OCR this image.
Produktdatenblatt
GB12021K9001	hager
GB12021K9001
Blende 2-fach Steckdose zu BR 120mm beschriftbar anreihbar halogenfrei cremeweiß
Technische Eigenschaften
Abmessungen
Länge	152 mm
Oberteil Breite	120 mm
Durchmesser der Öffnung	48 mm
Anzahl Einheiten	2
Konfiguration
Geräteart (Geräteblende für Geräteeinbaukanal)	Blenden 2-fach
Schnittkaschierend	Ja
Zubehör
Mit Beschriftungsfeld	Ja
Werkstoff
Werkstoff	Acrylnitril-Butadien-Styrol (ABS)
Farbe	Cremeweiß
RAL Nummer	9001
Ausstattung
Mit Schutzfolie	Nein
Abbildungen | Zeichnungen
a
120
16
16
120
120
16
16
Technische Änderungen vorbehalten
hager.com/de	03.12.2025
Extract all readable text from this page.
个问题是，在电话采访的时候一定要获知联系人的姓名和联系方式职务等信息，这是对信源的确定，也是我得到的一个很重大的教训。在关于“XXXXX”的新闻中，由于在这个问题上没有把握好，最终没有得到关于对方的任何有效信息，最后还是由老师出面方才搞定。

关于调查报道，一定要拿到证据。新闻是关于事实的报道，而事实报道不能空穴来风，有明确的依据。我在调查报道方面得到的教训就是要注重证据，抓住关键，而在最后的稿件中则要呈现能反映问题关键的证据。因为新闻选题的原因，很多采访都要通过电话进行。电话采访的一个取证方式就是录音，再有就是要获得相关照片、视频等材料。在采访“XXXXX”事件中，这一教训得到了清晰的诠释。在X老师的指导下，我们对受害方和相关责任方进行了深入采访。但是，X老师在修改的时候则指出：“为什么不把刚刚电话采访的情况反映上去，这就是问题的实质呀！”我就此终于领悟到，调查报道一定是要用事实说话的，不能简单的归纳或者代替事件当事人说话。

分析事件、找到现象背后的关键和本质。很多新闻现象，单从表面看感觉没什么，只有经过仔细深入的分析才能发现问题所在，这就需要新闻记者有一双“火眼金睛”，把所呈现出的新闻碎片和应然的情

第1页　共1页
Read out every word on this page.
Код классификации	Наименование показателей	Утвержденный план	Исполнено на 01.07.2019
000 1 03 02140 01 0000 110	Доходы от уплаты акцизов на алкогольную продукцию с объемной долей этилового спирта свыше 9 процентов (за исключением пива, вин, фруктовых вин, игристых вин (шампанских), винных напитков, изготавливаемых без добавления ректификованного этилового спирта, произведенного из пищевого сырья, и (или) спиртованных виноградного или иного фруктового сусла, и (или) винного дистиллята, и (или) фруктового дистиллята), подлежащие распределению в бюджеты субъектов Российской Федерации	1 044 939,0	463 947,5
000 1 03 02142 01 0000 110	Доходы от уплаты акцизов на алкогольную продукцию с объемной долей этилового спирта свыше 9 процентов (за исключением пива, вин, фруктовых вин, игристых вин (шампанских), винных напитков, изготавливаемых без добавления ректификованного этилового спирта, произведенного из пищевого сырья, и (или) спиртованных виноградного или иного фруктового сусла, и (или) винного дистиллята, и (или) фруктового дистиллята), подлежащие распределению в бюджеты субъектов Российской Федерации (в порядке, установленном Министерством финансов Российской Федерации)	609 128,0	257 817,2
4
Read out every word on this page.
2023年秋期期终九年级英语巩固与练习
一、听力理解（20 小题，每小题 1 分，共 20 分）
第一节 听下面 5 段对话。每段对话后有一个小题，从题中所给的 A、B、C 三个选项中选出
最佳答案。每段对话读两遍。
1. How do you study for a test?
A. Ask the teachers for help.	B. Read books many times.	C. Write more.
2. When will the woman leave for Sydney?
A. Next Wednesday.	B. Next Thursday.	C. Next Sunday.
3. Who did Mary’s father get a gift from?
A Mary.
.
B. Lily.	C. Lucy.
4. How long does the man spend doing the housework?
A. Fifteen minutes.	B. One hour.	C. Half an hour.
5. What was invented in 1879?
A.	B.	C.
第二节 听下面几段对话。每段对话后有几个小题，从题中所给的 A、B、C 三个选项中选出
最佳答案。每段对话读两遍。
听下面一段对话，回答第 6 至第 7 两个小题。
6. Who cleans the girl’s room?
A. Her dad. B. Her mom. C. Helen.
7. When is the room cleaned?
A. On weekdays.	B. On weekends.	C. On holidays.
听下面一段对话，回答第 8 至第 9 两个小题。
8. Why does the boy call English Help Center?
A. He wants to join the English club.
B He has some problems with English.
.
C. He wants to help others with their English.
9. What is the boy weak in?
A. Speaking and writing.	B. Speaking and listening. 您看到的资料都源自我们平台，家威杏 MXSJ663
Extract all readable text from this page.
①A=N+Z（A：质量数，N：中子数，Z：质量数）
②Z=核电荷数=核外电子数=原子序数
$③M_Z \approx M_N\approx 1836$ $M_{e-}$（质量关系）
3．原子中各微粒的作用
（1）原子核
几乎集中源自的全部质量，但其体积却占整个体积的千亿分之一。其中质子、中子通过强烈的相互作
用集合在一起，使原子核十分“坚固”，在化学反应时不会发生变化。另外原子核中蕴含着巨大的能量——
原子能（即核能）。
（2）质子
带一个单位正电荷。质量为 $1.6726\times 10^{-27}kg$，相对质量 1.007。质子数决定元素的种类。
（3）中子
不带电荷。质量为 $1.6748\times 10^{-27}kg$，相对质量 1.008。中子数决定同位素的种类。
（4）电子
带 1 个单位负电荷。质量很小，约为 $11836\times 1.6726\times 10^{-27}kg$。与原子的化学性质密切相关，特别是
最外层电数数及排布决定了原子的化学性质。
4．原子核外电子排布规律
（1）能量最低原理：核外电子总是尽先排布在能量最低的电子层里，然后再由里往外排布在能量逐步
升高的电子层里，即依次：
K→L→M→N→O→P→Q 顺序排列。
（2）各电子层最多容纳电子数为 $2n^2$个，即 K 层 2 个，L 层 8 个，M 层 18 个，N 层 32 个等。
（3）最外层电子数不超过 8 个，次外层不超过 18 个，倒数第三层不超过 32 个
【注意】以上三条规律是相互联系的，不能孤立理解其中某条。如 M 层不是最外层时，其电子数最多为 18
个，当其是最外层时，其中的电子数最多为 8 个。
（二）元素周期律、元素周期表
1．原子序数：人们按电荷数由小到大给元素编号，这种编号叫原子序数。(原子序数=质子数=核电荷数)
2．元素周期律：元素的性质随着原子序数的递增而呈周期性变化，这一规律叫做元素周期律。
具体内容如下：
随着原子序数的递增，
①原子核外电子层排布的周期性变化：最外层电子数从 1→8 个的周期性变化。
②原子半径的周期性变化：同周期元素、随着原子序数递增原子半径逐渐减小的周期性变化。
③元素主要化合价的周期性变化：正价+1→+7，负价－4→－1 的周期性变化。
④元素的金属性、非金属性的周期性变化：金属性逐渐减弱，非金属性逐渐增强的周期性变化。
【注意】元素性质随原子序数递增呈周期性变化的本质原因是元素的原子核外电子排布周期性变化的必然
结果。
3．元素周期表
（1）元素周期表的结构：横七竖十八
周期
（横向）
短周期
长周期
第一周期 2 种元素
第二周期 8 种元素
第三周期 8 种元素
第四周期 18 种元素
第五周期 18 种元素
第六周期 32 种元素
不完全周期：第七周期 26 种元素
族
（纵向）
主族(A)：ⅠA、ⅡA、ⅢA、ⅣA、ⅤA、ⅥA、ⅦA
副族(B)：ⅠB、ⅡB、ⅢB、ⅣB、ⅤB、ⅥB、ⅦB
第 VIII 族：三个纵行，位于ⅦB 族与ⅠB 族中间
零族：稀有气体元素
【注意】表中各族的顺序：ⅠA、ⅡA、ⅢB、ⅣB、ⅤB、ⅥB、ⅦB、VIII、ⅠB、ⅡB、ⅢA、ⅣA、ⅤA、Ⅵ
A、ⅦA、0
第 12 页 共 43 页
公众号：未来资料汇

◆ Task statement: Every line above that contains the word "What" should be reported.

◆ Answer for the task:
5. What was invented in 1879?
9. What is the boy weak in?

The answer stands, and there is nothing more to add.